**REQUIREMENT:**
Wherever the string "this" appears in the listing, copy that line.

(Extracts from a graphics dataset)
* * * * *

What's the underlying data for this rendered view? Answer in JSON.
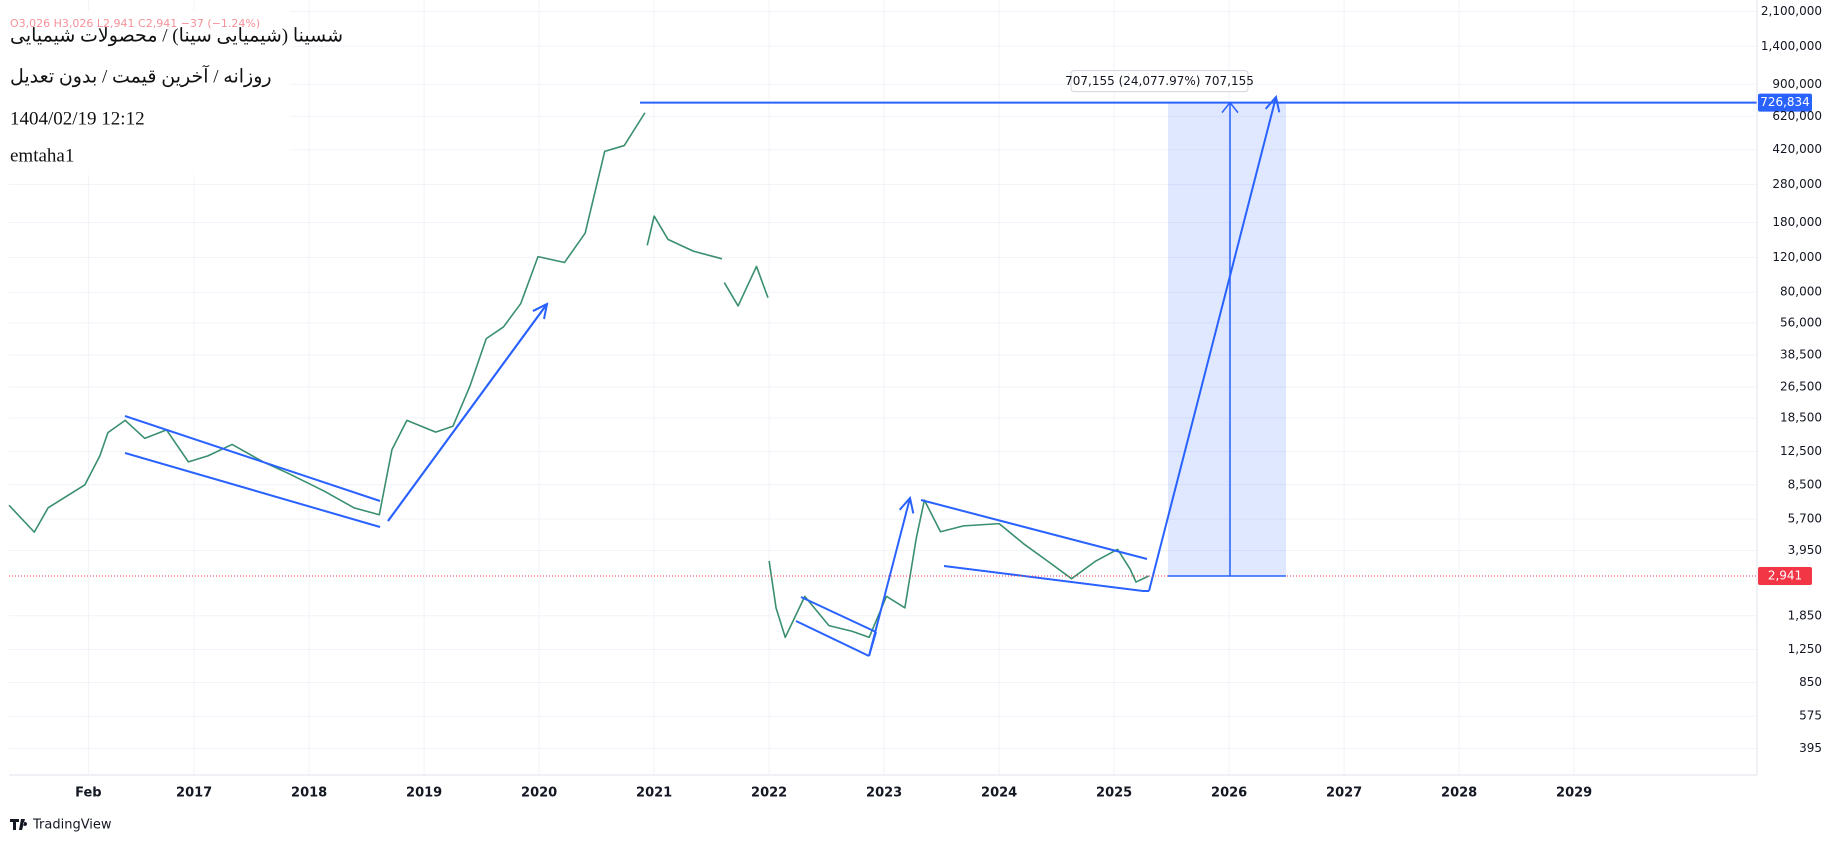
{
  "chart_data": {
    "type": "line",
    "title": "شسینا (شیمیایی سینا) / محصولات شیمیایی",
    "subtitle": "روزانه / آخرین قیمت / بدون تعدیل",
    "timestamp": "1404/02/19 12:12",
    "author": "emtaha1",
    "ohlc": "O3,026 H3,026 L2,941 C2,941 −37 (−1.24%)",
    "watermark": "TradingView",
    "log_scale": true,
    "grid": true,
    "xlim": [
      2015.39,
      2030.59
    ],
    "ylim": [
      290,
      2400000
    ],
    "xticks": [
      {
        "value": 2016.08,
        "label": "Feb"
      },
      2017,
      2018,
      2019,
      2020,
      2021,
      2022,
      2023,
      2024,
      2025,
      2026,
      2027,
      2028,
      2029
    ],
    "yticks": [
      395,
      575,
      850,
      {
        "value": 1250,
        "label": "1,250"
      },
      {
        "value": 1850,
        "label": "1,850"
      },
      {
        "value": 3950,
        "label": "3,950"
      },
      {
        "value": 5700,
        "label": "5,700"
      },
      {
        "value": 8500,
        "label": "8,500"
      },
      {
        "value": 12500,
        "label": "12,500"
      },
      {
        "value": 18500,
        "label": "18,500"
      },
      {
        "value": 26500,
        "label": "26,500"
      },
      {
        "value": 38500,
        "label": "38,500"
      },
      {
        "value": 56000,
        "label": "56,000"
      },
      {
        "value": 80000,
        "label": "80,000"
      },
      {
        "value": 120000,
        "label": "120,000"
      },
      {
        "value": 180000,
        "label": "180,000"
      },
      {
        "value": 280000,
        "label": "280,000"
      },
      {
        "value": 420000,
        "label": "420,000"
      },
      {
        "value": 620000,
        "label": "620,000"
      },
      {
        "value": 900000,
        "label": "900,000"
      },
      {
        "value": 1400000,
        "label": "1,400,000"
      },
      {
        "value": 2100000,
        "label": "2,100,000"
      }
    ],
    "last_price": {
      "value": 2941,
      "label": "2,941"
    },
    "target_price": {
      "value": 726834,
      "label": "726,834"
    },
    "measure_label": "707,155 (24,077.97%) 707,155",
    "series": [
      {
        "color": "#3a8f6e",
        "x": [
          2015.39,
          2015.61,
          2015.73,
          2016.05,
          2016.18,
          2016.25,
          2016.4,
          2016.57,
          2016.76,
          2016.95,
          2017.12,
          2017.33,
          2017.6,
          2017.82,
          2018.13,
          2018.39,
          2018.61,
          2018.72,
          2018.85,
          2019.1,
          2019.25,
          2019.4,
          2019.54,
          2019.69,
          2019.84,
          2019.99,
          2020.22,
          2020.4,
          2020.57,
          2020.74,
          2020.92,
          null,
          2020.94,
          2021.0,
          2021.12,
          2021.34,
          2021.59,
          null,
          2021.61,
          2021.73,
          2021.89,
          2021.99,
          null,
          2022.0,
          2022.06,
          2022.14,
          2022.31,
          2022.52,
          2022.72,
          2022.87,
          2023.02,
          2023.18,
          2023.28,
          2023.35,
          2023.49,
          2023.69,
          2024.0,
          2024.21,
          2024.42,
          2024.63,
          2024.84,
          2025.03,
          2025.14,
          2025.19,
          2025.3
        ],
        "values": [
          6700,
          4900,
          6500,
          8500,
          11900,
          15600,
          18000,
          14600,
          16100,
          11100,
          11900,
          13600,
          11100,
          9700,
          7900,
          6500,
          6000,
          12800,
          18000,
          15700,
          16800,
          27000,
          46600,
          53400,
          70100,
          121000,
          113000,
          159000,
          412000,
          441000,
          646000,
          null,
          138000,
          194000,
          148000,
          129000,
          118000,
          null,
          89500,
          68200,
          108000,
          75000,
          null,
          3500,
          2030,
          1440,
          2320,
          1650,
          1545,
          1440,
          2320,
          2030,
          4590,
          7110,
          4920,
          5270,
          5410,
          4290,
          3500,
          2850,
          3500,
          4010,
          3180,
          2740,
          2941
        ]
      }
    ]
  }
}
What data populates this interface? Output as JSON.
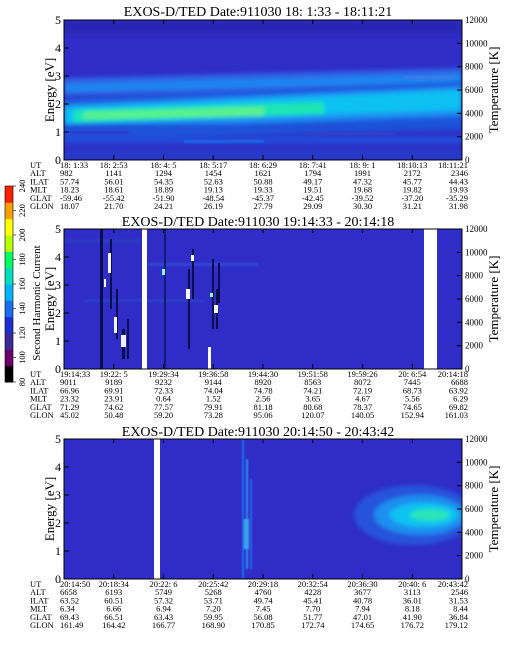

* * * * *

**CORRECT RESULT:**
What's the underlying data for this rendered view? Answer in JSON.
What data populates this interface? Output as JSON.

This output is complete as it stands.